▶ [ENTRIES SUPPLIED]:
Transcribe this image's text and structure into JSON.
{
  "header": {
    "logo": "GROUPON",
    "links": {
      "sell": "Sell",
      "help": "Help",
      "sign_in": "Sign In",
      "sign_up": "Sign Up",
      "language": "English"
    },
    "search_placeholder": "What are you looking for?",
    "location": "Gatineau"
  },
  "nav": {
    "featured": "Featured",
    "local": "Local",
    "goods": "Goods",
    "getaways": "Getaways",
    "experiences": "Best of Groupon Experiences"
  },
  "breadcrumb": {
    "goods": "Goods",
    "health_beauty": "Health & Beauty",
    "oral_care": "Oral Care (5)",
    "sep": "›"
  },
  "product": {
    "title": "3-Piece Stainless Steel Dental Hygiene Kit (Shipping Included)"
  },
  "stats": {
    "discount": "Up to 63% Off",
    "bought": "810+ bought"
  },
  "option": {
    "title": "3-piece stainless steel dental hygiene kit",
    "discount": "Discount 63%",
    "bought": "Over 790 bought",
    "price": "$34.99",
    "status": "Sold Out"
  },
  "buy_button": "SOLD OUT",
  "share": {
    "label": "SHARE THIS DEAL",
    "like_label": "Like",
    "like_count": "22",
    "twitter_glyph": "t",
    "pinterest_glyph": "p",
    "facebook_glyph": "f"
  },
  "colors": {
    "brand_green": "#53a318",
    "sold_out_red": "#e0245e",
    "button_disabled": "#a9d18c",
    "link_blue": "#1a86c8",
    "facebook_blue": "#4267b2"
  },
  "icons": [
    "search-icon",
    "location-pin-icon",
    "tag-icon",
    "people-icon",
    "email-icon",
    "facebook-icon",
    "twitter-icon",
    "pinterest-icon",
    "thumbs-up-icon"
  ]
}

▶ [STATED PROBLEM]: What do the records say? Quote them all exactly.

▶ [TASK ANSWER]:
Transcribe this image's text and structure into JSON.
{
  "header": {
    "logo": "GROUPON",
    "links": {
      "sell": "Sell",
      "help": "Help",
      "sign_in": "Sign In",
      "sign_up": "Sign Up",
      "language": "English"
    },
    "search_placeholder": "What are you looking for?",
    "location": "Gatineau"
  },
  "nav": {
    "featured": "Featured",
    "local": "Local",
    "goods": "Goods",
    "getaways": "Getaways",
    "experiences": "Best of Groupon Experiences"
  },
  "breadcrumb": {
    "goods": "Goods",
    "health_beauty": "Health & Beauty",
    "oral_care": "Oral Care (5)",
    "sep": "›"
  },
  "product": {
    "title": "3-Piece Stainless Steel Dental Hygiene Kit (Shipping Included)"
  },
  "stats": {
    "discount": "Up to 63% Off",
    "bought": "810+ bought"
  },
  "option": {
    "title": "3-piece stainless steel dental hygiene kit",
    "discount": "Discount 63%",
    "bought": "Over 790 bought",
    "price": "$34.99",
    "status": "Sold Out"
  },
  "buy_button": "SOLD OUT",
  "share": {
    "label": "SHARE THIS DEAL",
    "like_label": "Like",
    "like_count": "22",
    "twitter_glyph": "t",
    "pinterest_glyph": "p",
    "facebook_glyph": "f"
  },
  "colors": {
    "brand_green": "#53a318",
    "sold_out_red": "#e0245e",
    "button_disabled": "#a9d18c",
    "link_blue": "#1a86c8",
    "facebook_blue": "#4267b2"
  },
  "icons": [
    "search-icon",
    "location-pin-icon",
    "tag-icon",
    "people-icon",
    "email-icon",
    "facebook-icon",
    "twitter-icon",
    "pinterest-icon",
    "thumbs-up-icon"
  ]
}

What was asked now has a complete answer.